— BEGIN Input data —

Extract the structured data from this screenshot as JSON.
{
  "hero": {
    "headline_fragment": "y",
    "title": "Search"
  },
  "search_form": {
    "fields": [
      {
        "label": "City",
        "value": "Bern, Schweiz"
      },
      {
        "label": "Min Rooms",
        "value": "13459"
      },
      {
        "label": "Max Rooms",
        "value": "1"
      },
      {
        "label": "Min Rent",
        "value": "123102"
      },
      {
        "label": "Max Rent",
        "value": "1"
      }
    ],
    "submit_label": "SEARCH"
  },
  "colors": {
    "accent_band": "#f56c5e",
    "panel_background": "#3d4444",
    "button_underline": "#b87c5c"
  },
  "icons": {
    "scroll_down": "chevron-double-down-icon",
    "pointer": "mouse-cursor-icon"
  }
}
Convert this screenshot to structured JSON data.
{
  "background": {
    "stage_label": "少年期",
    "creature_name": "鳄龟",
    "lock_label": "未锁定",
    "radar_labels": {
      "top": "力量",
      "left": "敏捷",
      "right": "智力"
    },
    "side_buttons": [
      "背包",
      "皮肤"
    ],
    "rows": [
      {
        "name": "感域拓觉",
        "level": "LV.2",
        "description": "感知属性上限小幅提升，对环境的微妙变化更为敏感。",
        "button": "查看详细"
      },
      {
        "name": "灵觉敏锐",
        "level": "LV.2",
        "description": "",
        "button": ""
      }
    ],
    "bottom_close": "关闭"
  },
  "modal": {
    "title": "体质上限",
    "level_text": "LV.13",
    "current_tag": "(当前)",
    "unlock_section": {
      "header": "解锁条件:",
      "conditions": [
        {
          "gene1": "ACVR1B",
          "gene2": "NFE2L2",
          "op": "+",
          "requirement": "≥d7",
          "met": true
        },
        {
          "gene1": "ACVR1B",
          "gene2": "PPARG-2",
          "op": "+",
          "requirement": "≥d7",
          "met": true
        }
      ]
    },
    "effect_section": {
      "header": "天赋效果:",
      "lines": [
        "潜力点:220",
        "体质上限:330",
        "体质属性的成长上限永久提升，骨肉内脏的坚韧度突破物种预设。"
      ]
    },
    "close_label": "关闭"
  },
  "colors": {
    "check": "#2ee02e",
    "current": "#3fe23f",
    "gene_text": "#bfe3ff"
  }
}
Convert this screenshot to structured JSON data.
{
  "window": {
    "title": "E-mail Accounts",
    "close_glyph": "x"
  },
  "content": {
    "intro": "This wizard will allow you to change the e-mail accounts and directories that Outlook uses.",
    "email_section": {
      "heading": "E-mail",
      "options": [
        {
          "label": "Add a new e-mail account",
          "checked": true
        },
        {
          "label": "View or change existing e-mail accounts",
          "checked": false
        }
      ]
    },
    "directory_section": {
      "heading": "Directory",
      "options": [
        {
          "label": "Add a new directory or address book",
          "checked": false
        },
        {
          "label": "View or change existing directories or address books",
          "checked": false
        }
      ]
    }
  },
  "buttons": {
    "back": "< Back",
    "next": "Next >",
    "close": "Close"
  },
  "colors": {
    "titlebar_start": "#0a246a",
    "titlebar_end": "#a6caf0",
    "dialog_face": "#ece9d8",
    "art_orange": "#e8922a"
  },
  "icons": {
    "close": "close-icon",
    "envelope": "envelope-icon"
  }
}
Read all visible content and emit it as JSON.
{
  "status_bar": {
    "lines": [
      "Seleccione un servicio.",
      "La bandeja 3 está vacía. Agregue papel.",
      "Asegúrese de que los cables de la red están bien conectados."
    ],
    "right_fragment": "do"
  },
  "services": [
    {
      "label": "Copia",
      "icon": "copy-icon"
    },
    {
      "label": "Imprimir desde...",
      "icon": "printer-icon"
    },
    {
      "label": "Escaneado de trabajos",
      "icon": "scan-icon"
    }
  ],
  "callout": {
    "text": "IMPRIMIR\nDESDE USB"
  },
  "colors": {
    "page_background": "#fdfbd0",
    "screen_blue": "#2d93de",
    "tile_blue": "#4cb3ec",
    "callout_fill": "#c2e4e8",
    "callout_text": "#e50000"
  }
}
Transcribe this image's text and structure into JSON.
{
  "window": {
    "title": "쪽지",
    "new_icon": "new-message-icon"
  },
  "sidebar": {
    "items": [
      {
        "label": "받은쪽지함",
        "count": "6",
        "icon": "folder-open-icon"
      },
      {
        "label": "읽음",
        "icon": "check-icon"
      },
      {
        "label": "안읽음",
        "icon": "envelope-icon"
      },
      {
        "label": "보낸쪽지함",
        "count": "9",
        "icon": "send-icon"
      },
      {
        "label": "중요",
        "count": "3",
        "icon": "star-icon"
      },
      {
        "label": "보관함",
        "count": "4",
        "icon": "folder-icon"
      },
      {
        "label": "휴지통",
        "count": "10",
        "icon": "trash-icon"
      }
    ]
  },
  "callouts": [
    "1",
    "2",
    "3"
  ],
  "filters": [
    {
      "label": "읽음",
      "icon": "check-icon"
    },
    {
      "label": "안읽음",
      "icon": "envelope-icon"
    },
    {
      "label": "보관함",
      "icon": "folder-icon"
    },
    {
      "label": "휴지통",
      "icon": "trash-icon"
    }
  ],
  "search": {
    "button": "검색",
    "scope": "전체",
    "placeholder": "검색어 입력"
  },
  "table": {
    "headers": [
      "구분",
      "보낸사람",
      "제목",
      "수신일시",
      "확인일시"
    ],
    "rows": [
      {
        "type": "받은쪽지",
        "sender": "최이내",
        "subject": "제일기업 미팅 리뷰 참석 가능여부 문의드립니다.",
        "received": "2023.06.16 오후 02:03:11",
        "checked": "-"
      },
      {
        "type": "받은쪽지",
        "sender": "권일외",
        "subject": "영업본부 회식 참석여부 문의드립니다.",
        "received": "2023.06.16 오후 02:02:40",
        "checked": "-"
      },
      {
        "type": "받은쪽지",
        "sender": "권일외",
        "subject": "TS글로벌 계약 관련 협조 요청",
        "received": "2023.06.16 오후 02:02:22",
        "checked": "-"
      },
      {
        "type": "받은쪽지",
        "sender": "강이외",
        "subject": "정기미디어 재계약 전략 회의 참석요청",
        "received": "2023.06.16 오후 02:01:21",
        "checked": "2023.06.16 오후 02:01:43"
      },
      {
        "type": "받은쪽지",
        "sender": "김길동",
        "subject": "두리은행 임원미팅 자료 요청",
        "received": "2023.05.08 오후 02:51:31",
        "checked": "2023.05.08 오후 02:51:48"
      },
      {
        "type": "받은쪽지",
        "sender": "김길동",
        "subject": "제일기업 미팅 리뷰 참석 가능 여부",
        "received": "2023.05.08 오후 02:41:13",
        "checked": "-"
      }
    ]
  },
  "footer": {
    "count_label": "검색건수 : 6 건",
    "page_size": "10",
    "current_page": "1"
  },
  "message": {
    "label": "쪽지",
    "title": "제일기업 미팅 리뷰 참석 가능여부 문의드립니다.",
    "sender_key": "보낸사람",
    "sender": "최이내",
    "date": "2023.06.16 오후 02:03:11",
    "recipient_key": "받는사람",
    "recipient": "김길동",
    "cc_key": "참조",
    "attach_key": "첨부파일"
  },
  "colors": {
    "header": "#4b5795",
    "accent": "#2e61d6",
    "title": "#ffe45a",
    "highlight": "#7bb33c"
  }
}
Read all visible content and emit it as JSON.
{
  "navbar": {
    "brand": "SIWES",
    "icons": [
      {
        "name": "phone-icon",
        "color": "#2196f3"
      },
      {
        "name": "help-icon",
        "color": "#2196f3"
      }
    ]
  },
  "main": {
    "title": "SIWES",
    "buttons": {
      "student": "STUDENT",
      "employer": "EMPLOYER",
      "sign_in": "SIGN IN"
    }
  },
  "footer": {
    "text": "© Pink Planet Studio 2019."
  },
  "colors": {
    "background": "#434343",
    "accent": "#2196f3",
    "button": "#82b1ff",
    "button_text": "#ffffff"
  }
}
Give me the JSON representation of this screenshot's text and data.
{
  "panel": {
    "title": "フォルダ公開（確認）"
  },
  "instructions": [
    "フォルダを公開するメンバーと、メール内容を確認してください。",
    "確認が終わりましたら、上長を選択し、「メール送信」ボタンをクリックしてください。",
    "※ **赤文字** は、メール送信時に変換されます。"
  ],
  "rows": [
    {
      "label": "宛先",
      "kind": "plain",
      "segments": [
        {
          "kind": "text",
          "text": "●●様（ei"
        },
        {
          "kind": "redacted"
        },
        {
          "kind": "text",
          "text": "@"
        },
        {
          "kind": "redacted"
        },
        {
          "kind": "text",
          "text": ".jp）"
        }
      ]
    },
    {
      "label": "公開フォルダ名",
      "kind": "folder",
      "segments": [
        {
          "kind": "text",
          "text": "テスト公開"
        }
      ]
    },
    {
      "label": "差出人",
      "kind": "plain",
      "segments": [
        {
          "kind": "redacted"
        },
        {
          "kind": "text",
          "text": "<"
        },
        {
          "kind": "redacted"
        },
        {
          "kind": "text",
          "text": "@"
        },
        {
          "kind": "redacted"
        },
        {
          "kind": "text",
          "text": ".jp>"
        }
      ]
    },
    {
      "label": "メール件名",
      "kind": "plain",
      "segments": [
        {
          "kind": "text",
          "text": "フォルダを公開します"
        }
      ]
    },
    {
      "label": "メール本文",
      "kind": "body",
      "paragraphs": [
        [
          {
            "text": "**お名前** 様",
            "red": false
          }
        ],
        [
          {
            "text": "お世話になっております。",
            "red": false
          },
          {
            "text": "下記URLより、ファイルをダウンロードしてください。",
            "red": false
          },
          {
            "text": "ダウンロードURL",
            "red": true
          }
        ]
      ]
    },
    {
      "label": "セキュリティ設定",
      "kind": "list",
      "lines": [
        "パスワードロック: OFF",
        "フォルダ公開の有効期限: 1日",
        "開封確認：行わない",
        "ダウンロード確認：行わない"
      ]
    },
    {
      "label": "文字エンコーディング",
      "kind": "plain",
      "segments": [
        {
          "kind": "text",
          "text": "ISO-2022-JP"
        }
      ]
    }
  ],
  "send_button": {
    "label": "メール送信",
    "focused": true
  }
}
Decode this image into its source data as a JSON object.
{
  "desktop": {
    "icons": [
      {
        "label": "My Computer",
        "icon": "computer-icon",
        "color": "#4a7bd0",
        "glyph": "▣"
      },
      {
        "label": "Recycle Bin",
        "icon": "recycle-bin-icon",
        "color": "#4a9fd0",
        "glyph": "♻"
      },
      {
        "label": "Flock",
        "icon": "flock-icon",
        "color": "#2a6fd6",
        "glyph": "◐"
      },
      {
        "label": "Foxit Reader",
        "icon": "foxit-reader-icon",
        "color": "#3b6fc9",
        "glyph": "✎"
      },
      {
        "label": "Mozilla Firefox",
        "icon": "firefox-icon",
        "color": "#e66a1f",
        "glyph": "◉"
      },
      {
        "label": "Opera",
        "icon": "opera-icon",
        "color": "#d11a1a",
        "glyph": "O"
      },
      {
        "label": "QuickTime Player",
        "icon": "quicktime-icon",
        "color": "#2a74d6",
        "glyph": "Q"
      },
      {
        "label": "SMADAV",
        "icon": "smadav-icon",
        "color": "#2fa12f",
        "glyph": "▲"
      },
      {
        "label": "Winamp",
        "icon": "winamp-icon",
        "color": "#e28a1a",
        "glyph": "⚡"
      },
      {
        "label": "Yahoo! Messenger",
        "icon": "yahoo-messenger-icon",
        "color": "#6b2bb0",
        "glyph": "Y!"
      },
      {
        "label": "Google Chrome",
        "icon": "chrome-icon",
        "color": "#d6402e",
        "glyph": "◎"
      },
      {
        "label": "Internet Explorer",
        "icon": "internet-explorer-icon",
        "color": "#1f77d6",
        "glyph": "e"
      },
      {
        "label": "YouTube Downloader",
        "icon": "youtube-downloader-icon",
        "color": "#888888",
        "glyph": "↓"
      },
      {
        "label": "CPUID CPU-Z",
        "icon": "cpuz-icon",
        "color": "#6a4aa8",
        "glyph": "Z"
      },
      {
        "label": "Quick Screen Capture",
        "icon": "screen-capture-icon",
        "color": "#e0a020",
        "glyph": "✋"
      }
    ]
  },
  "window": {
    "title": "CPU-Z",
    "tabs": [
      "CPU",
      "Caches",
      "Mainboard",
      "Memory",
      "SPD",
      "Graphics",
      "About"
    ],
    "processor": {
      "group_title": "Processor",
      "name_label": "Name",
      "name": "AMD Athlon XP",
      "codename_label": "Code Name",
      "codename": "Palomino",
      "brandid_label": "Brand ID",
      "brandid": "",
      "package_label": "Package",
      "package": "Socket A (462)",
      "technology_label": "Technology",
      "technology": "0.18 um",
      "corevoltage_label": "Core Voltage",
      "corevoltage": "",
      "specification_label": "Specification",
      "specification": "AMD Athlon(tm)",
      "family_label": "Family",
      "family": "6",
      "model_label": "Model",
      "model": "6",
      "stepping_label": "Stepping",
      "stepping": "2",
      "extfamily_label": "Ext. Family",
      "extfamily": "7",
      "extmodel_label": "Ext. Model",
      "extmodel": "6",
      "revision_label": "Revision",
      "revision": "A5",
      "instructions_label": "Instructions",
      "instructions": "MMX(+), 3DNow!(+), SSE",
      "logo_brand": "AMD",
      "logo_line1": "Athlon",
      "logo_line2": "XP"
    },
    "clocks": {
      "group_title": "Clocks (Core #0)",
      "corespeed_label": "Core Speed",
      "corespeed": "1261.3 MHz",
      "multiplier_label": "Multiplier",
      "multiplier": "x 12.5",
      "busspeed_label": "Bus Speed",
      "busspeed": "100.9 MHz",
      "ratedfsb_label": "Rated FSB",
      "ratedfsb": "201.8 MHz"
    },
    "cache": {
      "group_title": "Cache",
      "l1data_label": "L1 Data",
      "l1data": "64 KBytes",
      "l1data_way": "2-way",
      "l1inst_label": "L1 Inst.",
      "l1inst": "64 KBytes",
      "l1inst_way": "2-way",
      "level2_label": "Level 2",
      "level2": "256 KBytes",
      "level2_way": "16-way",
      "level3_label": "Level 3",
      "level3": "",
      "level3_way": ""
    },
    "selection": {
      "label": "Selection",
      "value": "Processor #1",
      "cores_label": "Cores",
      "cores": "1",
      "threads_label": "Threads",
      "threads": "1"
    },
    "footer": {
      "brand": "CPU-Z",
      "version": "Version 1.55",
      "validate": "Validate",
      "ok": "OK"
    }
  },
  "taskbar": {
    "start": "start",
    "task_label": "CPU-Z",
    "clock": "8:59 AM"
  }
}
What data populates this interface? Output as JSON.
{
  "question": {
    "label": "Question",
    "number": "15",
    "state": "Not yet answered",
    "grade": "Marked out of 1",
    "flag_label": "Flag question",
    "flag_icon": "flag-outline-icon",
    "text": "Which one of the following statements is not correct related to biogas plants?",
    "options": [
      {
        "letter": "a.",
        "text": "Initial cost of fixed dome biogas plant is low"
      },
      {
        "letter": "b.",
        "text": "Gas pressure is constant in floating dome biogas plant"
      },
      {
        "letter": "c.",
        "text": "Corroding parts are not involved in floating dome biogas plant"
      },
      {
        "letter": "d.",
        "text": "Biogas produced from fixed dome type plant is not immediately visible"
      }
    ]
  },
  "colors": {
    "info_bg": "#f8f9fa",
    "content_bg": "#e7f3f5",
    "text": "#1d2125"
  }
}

— END Input data —

Prompt:
Keep only those lines of the records that hold "dome", and return them.

Reply:
        "text": "Initial cost of fixed dome biogas plant is low"
        "text": "Gas pressure is constant in floating dome biogas plant"
        "text": "Corroding parts are not involved in floating dome biogas plant"
        "text": "Biogas produced from fixed dome type plant is not immediately visible"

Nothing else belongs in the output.